Items from a data source
════════

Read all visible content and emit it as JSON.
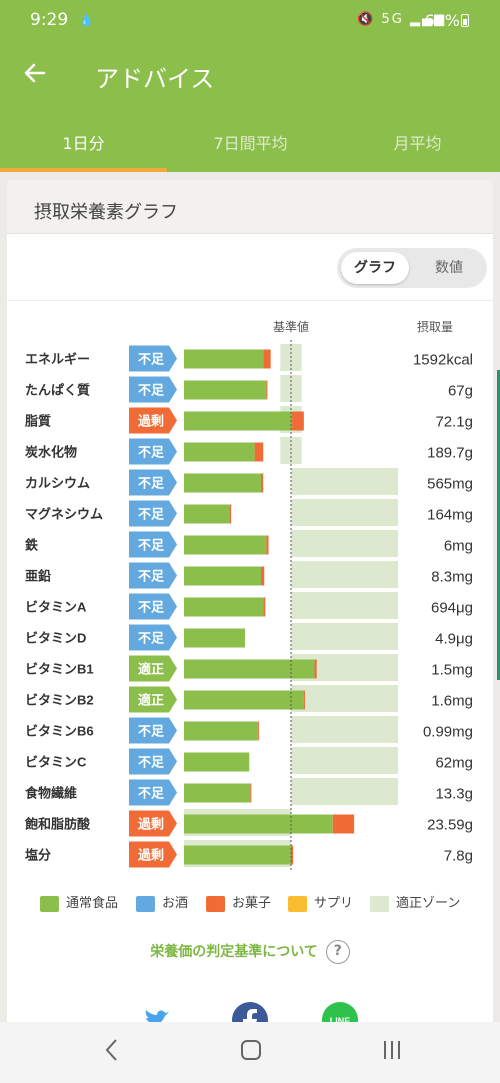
{
  "status": {
    "time": "9:29",
    "network": "5G",
    "battery": "66%"
  },
  "appbar": {
    "title": "アドバイス"
  },
  "tabs": [
    {
      "label": "1日分",
      "active": true
    },
    {
      "label": "7日間平均",
      "active": false
    },
    {
      "label": "月平均",
      "active": false
    }
  ],
  "card": {
    "title": "摂取栄養素グラフ",
    "view_toggle": {
      "graph": "グラフ",
      "numbers": "数値",
      "selected": "グラフ"
    }
  },
  "colors": {
    "normal_food": "#8cbe4b",
    "alcohol": "#63a9df",
    "snacks": "#f06b35",
    "supplement": "#fbbc2f",
    "proper_zone": "#dde9cf",
    "badge_deficient": "#63a9df",
    "badge_proper": "#8cbe4b",
    "badge_excess": "#f06b35"
  },
  "chart_data": {
    "type": "bar",
    "orientation": "horizontal",
    "stacked": true,
    "header_left": "基準値",
    "header_right": "摂取量",
    "reference_line": 100,
    "unit": "% of 基準値",
    "series": [
      {
        "name": "通常食品"
      },
      {
        "name": "お酒"
      },
      {
        "name": "お菓子"
      },
      {
        "name": "サプリ"
      }
    ],
    "rows": [
      {
        "name": "エネルギー",
        "status": "不足",
        "normal": 74,
        "snack": 7,
        "zone": [
          90,
          110
        ],
        "intake": "1592kcal"
      },
      {
        "name": "たんぱく質",
        "status": "不足",
        "normal": 77,
        "snack": 1,
        "zone": [
          90,
          110
        ],
        "intake": "67g"
      },
      {
        "name": "脂質",
        "status": "過剰",
        "normal": 101,
        "snack": 11,
        "zone": [
          90,
          110
        ],
        "intake": "72.1g"
      },
      {
        "name": "炭水化物",
        "status": "不足",
        "normal": 66,
        "snack": 8,
        "zone": [
          90,
          110
        ],
        "intake": "189.7g"
      },
      {
        "name": "カルシウム",
        "status": "不足",
        "normal": 72,
        "snack": 2,
        "zone": [
          100,
          200
        ],
        "intake": "565mg"
      },
      {
        "name": "マグネシウム",
        "status": "不足",
        "normal": 43,
        "snack": 1,
        "zone": [
          100,
          200
        ],
        "intake": "164mg"
      },
      {
        "name": "鉄",
        "status": "不足",
        "normal": 77,
        "snack": 2,
        "zone": [
          100,
          200
        ],
        "intake": "6mg"
      },
      {
        "name": "亜鉛",
        "status": "不足",
        "normal": 72,
        "snack": 3,
        "zone": [
          100,
          200
        ],
        "intake": "8.3mg"
      },
      {
        "name": "ビタミンA",
        "status": "不足",
        "normal": 74,
        "snack": 2,
        "zone": [
          100,
          200
        ],
        "intake": "694μg"
      },
      {
        "name": "ビタミンD",
        "status": "不足",
        "normal": 57,
        "snack": 0,
        "zone": [
          100,
          200
        ],
        "intake": "4.9μg"
      },
      {
        "name": "ビタミンB1",
        "status": "適正",
        "normal": 122,
        "snack": 2,
        "zone": [
          100,
          200
        ],
        "intake": "1.5mg"
      },
      {
        "name": "ビタミンB2",
        "status": "適正",
        "normal": 112,
        "snack": 1,
        "zone": [
          100,
          200
        ],
        "intake": "1.6mg"
      },
      {
        "name": "ビタミンB6",
        "status": "不足",
        "normal": 69,
        "snack": 1,
        "zone": [
          100,
          200
        ],
        "intake": "0.99mg"
      },
      {
        "name": "ビタミンC",
        "status": "不足",
        "normal": 61,
        "snack": 0,
        "zone": [
          100,
          200
        ],
        "intake": "62mg"
      },
      {
        "name": "食物繊維",
        "status": "不足",
        "normal": 62,
        "snack": 1,
        "zone": [
          100,
          200
        ],
        "intake": "13.3g"
      },
      {
        "name": "飽和脂肪酸",
        "status": "過剰",
        "normal": 139,
        "snack": 20,
        "zone": [
          0,
          100
        ],
        "intake": "23.59g"
      },
      {
        "name": "塩分",
        "status": "過剰",
        "normal": 100,
        "snack": 2,
        "zone": [
          0,
          100
        ],
        "intake": "7.8g"
      }
    ]
  },
  "legend": [
    {
      "label": "通常食品",
      "color": "#8cbe4b"
    },
    {
      "label": "お酒",
      "color": "#63a9df"
    },
    {
      "label": "お菓子",
      "color": "#f06b35"
    },
    {
      "label": "サプリ",
      "color": "#fbbc2f"
    },
    {
      "label": "適正ゾーン",
      "color": "#dde9cf"
    }
  ],
  "criteria_link": "栄養価の判定基準について",
  "share": [
    {
      "icon": "twitter-icon",
      "color": "#4aa3ec"
    },
    {
      "icon": "facebook-icon",
      "color": "#3c5a99"
    },
    {
      "icon": "line-icon",
      "color": "#2dc24b"
    }
  ]
}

════════

**What to do**
What comes back should match the records exactly, minus any pictures.

**Solved problem**
Read all visible content and emit it as JSON.
{
  "status": {
    "time": "9:29",
    "network": "5G",
    "battery": "66%"
  },
  "appbar": {
    "title": "アドバイス"
  },
  "tabs": [
    {
      "label": "1日分",
      "active": true
    },
    {
      "label": "7日間平均",
      "active": false
    },
    {
      "label": "月平均",
      "active": false
    }
  ],
  "card": {
    "title": "摂取栄養素グラフ",
    "view_toggle": {
      "graph": "グラフ",
      "numbers": "数値",
      "selected": "グラフ"
    }
  },
  "colors": {
    "normal_food": "#8cbe4b",
    "alcohol": "#63a9df",
    "snacks": "#f06b35",
    "supplement": "#fbbc2f",
    "proper_zone": "#dde9cf",
    "badge_deficient": "#63a9df",
    "badge_proper": "#8cbe4b",
    "badge_excess": "#f06b35"
  },
  "chart_data": {
    "type": "bar",
    "orientation": "horizontal",
    "stacked": true,
    "header_left": "基準値",
    "header_right": "摂取量",
    "reference_line": 100,
    "unit": "% of 基準値",
    "series": [
      {
        "name": "通常食品"
      },
      {
        "name": "お酒"
      },
      {
        "name": "お菓子"
      },
      {
        "name": "サプリ"
      }
    ],
    "rows": [
      {
        "name": "エネルギー",
        "status": "不足",
        "normal": 74,
        "snack": 7,
        "zone": [
          90,
          110
        ],
        "intake": "1592kcal"
      },
      {
        "name": "たんぱく質",
        "status": "不足",
        "normal": 77,
        "snack": 1,
        "zone": [
          90,
          110
        ],
        "intake": "67g"
      },
      {
        "name": "脂質",
        "status": "過剰",
        "normal": 101,
        "snack": 11,
        "zone": [
          90,
          110
        ],
        "intake": "72.1g"
      },
      {
        "name": "炭水化物",
        "status": "不足",
        "normal": 66,
        "snack": 8,
        "zone": [
          90,
          110
        ],
        "intake": "189.7g"
      },
      {
        "name": "カルシウム",
        "status": "不足",
        "normal": 72,
        "snack": 2,
        "zone": [
          100,
          200
        ],
        "intake": "565mg"
      },
      {
        "name": "マグネシウム",
        "status": "不足",
        "normal": 43,
        "snack": 1,
        "zone": [
          100,
          200
        ],
        "intake": "164mg"
      },
      {
        "name": "鉄",
        "status": "不足",
        "normal": 77,
        "snack": 2,
        "zone": [
          100,
          200
        ],
        "intake": "6mg"
      },
      {
        "name": "亜鉛",
        "status": "不足",
        "normal": 72,
        "snack": 3,
        "zone": [
          100,
          200
        ],
        "intake": "8.3mg"
      },
      {
        "name": "ビタミンA",
        "status": "不足",
        "normal": 74,
        "snack": 2,
        "zone": [
          100,
          200
        ],
        "intake": "694μg"
      },
      {
        "name": "ビタミンD",
        "status": "不足",
        "normal": 57,
        "snack": 0,
        "zone": [
          100,
          200
        ],
        "intake": "4.9μg"
      },
      {
        "name": "ビタミンB1",
        "status": "適正",
        "normal": 122,
        "snack": 2,
        "zone": [
          100,
          200
        ],
        "intake": "1.5mg"
      },
      {
        "name": "ビタミンB2",
        "status": "適正",
        "normal": 112,
        "snack": 1,
        "zone": [
          100,
          200
        ],
        "intake": "1.6mg"
      },
      {
        "name": "ビタミンB6",
        "status": "不足",
        "normal": 69,
        "snack": 1,
        "zone": [
          100,
          200
        ],
        "intake": "0.99mg"
      },
      {
        "name": "ビタミンC",
        "status": "不足",
        "normal": 61,
        "snack": 0,
        "zone": [
          100,
          200
        ],
        "intake": "62mg"
      },
      {
        "name": "食物繊維",
        "status": "不足",
        "normal": 62,
        "snack": 1,
        "zone": [
          100,
          200
        ],
        "intake": "13.3g"
      },
      {
        "name": "飽和脂肪酸",
        "status": "過剰",
        "normal": 139,
        "snack": 20,
        "zone": [
          0,
          100
        ],
        "intake": "23.59g"
      },
      {
        "name": "塩分",
        "status": "過剰",
        "normal": 100,
        "snack": 2,
        "zone": [
          0,
          100
        ],
        "intake": "7.8g"
      }
    ]
  },
  "legend": [
    {
      "label": "通常食品",
      "color": "#8cbe4b"
    },
    {
      "label": "お酒",
      "color": "#63a9df"
    },
    {
      "label": "お菓子",
      "color": "#f06b35"
    },
    {
      "label": "サプリ",
      "color": "#fbbc2f"
    },
    {
      "label": "適正ゾーン",
      "color": "#dde9cf"
    }
  ],
  "criteria_link": "栄養価の判定基準について",
  "share": [
    {
      "icon": "twitter-icon",
      "color": "#4aa3ec"
    },
    {
      "icon": "facebook-icon",
      "color": "#3c5a99"
    },
    {
      "icon": "line-icon",
      "color": "#2dc24b"
    }
  ]
}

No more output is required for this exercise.